__What the task requires__
Each record below should be repeated precisely as written.

__Data records__
"""

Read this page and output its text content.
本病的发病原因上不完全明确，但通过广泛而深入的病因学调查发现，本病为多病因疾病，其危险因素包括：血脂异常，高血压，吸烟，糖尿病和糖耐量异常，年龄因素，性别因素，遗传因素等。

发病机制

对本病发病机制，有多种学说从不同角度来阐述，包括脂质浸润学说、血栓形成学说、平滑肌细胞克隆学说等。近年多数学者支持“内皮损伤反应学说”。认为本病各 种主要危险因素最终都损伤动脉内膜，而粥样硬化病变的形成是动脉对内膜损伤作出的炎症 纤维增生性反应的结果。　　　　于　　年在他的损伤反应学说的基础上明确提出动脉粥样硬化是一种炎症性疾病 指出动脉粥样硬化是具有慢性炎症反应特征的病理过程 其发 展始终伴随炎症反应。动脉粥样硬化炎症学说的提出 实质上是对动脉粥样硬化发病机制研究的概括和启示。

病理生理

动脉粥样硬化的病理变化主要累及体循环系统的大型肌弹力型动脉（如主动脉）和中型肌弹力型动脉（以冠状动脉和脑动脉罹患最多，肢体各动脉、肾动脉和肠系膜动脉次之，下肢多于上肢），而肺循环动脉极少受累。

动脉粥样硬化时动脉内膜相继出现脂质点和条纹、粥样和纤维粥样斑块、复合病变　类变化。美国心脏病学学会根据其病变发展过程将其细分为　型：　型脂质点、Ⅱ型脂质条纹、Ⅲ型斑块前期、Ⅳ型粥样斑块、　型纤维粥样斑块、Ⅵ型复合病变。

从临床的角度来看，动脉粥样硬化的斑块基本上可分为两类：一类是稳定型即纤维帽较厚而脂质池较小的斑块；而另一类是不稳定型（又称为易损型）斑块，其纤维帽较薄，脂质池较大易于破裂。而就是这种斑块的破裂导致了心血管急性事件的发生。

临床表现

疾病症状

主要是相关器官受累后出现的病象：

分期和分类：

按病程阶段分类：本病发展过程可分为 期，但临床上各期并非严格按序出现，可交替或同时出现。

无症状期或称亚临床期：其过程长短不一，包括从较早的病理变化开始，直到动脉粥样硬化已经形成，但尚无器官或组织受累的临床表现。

"""

__Response to this task__
Read this page and output its text content.
本病的发病原因上不完全明确，但通过广泛而深入的病因学调查发现，本病为多病因疾病，其危险因素包括：血脂异常，高血压，吸烟，糖尿病和糖耐量异常，年龄因素，性别因素，遗传因素等。

发病机制

对本病发病机制，有多种学说从不同角度来阐述，包括脂质浸润学说、血栓形成学说、平滑肌细胞克隆学说等。近年多数学者支持“内皮损伤反应学说”。认为本病各 种主要危险因素最终都损伤动脉内膜，而粥样硬化病变的形成是动脉对内膜损伤作出的炎症 纤维增生性反应的结果。　　　　于　　年在他的损伤反应学说的基础上明确提出动脉粥样硬化是一种炎症性疾病 指出动脉粥样硬化是具有慢性炎症反应特征的病理过程 其发 展始终伴随炎症反应。动脉粥样硬化炎症学说的提出 实质上是对动脉粥样硬化发病机制研究的概括和启示。

病理生理

动脉粥样硬化的病理变化主要累及体循环系统的大型肌弹力型动脉（如主动脉）和中型肌弹力型动脉（以冠状动脉和脑动脉罹患最多，肢体各动脉、肾动脉和肠系膜动脉次之，下肢多于上肢），而肺循环动脉极少受累。

动脉粥样硬化时动脉内膜相继出现脂质点和条纹、粥样和纤维粥样斑块、复合病变　类变化。美国心脏病学学会根据其病变发展过程将其细分为　型：　型脂质点、Ⅱ型脂质条纹、Ⅲ型斑块前期、Ⅳ型粥样斑块、　型纤维粥样斑块、Ⅵ型复合病变。

从临床的角度来看，动脉粥样硬化的斑块基本上可分为两类：一类是稳定型即纤维帽较厚而脂质池较小的斑块；而另一类是不稳定型（又称为易损型）斑块，其纤维帽较薄，脂质池较大易于破裂。而就是这种斑块的破裂导致了心血管急性事件的发生。

临床表现

疾病症状

主要是相关器官受累后出现的病象：

分期和分类：

按病程阶段分类：本病发展过程可分为 期，但临床上各期并非严格按序出现，可交替或同时出现。

无症状期或称亚临床期：其过程长短不一，包括从较早的病理变化开始，直到动脉粥样硬化已经形成，但尚无器官或组织受累的临床表现。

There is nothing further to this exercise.